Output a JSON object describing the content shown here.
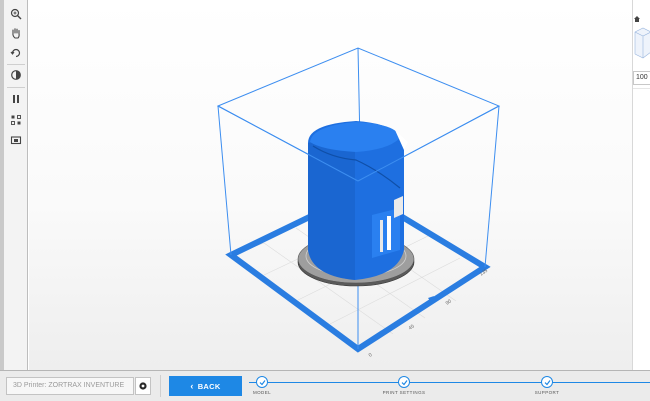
{
  "toolbar": {
    "tools": [
      {
        "name": "zoom-icon"
      },
      {
        "name": "pan-hand-icon"
      },
      {
        "name": "rotate-icon"
      },
      {
        "name": "view-cube-icon"
      },
      {
        "name": "layers-icon"
      },
      {
        "name": "arrange-icon"
      },
      {
        "name": "camera-icon"
      }
    ]
  },
  "viewport": {
    "axis_ticks": [
      "0",
      "45",
      "90",
      "135"
    ],
    "model_color": "#1e6fe0",
    "bounding_box_color": "#3d8ef0",
    "platform_color": "#2a7de1"
  },
  "right_panel": {
    "zoom_value": "100"
  },
  "bottom_bar": {
    "printer_field_value": "3D Printer: ZORTRAX INVENTURE",
    "back_button_label": "BACK",
    "steps": [
      {
        "label": "MODEL"
      },
      {
        "label": "PRINT SETTINGS"
      },
      {
        "label": "SUPPORT"
      }
    ],
    "accent_color": "#1e88e5"
  }
}
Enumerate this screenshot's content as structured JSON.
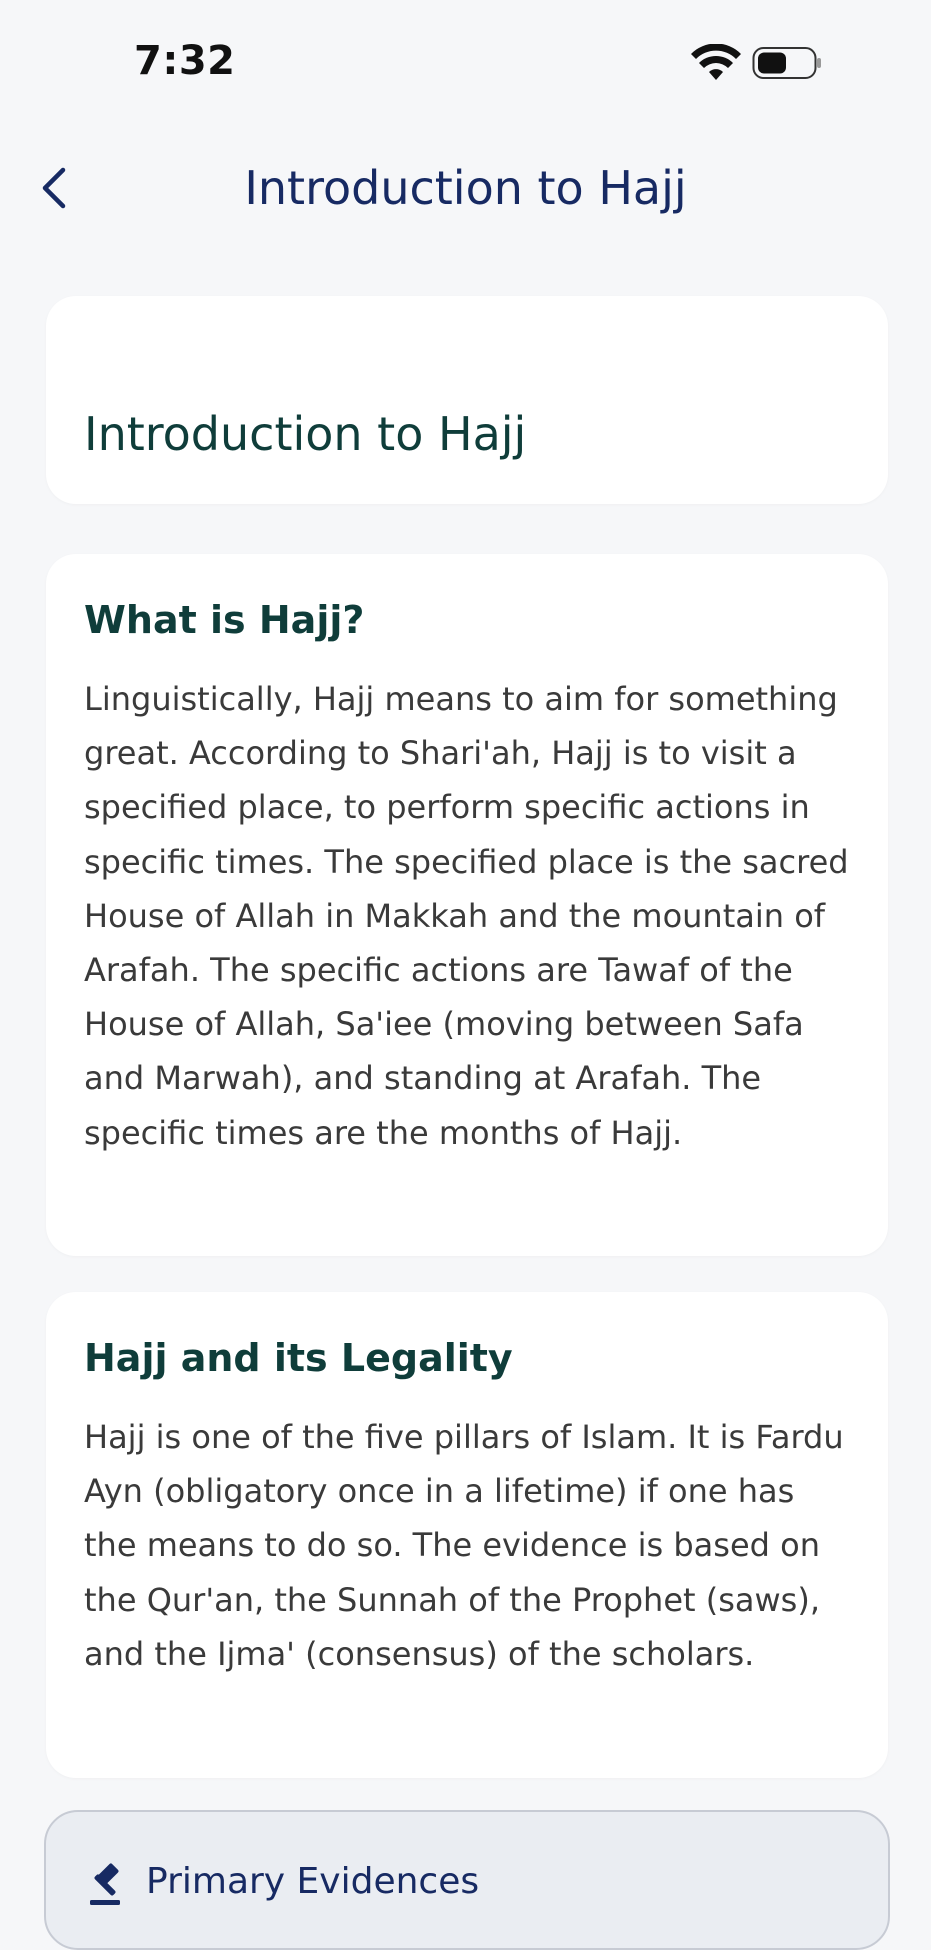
{
  "status_bar": {
    "time": "7:32",
    "icons": [
      "wifi-icon",
      "battery-icon"
    ]
  },
  "header": {
    "back_icon": "chevron-left-icon",
    "title": "Introduction to Hajj"
  },
  "title_card": {
    "title": "Introduction to Hajj"
  },
  "sections": [
    {
      "heading": "What is Hajj?",
      "body": "Linguistically, Hajj means to aim for something great. According to Shari'ah, Hajj is to visit a specified place, to perform specific actions in specific times. The specified place is the sacred House of Allah in Makkah and the mountain of Arafah. The specific actions are Tawaf of the House of Allah, Sa'iee (moving between Safa and Marwah), and standing at Arafah. The specific times are the months of Hajj."
    },
    {
      "heading": "Hajj and its Legality",
      "body": "Hajj is one of the five pillars of Islam. It is Fardu Ayn (obligatory once in a lifetime) if one has the means to do so. The evidence is based on the Qur'an, the Sunnah of the Prophet (saws), and the Ijma' (consensus) of the scholars."
    }
  ],
  "evidence": {
    "icon": "gavel-icon",
    "label": "Primary Evidences"
  },
  "colors": {
    "background": "#f6f7f9",
    "navy": "#172a63",
    "teal_heading": "#0f3d3a",
    "card": "#ffffff",
    "evidence_bg": "#eaedf2"
  }
}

▶ GOAL: Leave out the pictures and give the rest of the records again exactly.

▶ THE RESULT:
Output a JSON object describing the content shown here.
{
  "toolbar": {
    "tools": [
      {
        "name": "zoom-icon"
      },
      {
        "name": "pan-hand-icon"
      },
      {
        "name": "rotate-icon"
      },
      {
        "name": "view-cube-icon"
      },
      {
        "name": "layers-icon"
      },
      {
        "name": "arrange-icon"
      },
      {
        "name": "camera-icon"
      }
    ]
  },
  "viewport": {
    "axis_ticks": [
      "0",
      "45",
      "90",
      "135"
    ],
    "model_color": "#1e6fe0",
    "bounding_box_color": "#3d8ef0",
    "platform_color": "#2a7de1"
  },
  "right_panel": {
    "zoom_value": "100"
  },
  "bottom_bar": {
    "printer_field_value": "3D Printer: ZORTRAX INVENTURE",
    "back_button_label": "BACK",
    "steps": [
      {
        "label": "MODEL"
      },
      {
        "label": "PRINT SETTINGS"
      },
      {
        "label": "SUPPORT"
      }
    ],
    "accent_color": "#1e88e5"
  }
}
Enumerate this screenshot's content as structured JSON.
{
  "status_bar": {
    "time": "7:32",
    "icons": [
      "wifi-icon",
      "battery-icon"
    ]
  },
  "header": {
    "back_icon": "chevron-left-icon",
    "title": "Introduction to Hajj"
  },
  "title_card": {
    "title": "Introduction to Hajj"
  },
  "sections": [
    {
      "heading": "What is Hajj?",
      "body": "Linguistically, Hajj means to aim for something great. According to Shari'ah, Hajj is to visit a specified place, to perform specific actions in specific times. The specified place is the sacred House of Allah in Makkah and the mountain of Arafah. The specific actions are Tawaf of the House of Allah, Sa'iee (moving between Safa and Marwah), and standing at Arafah. The specific times are the months of Hajj."
    },
    {
      "heading": "Hajj and its Legality",
      "body": "Hajj is one of the five pillars of Islam. It is Fardu Ayn (obligatory once in a lifetime) if one has the means to do so. The evidence is based on the Qur'an, the Sunnah of the Prophet (saws), and the Ijma' (consensus) of the scholars."
    }
  ],
  "evidence": {
    "icon": "gavel-icon",
    "label": "Primary Evidences"
  },
  "colors": {
    "background": "#f6f7f9",
    "navy": "#172a63",
    "teal_heading": "#0f3d3a",
    "card": "#ffffff",
    "evidence_bg": "#eaedf2"
  }
}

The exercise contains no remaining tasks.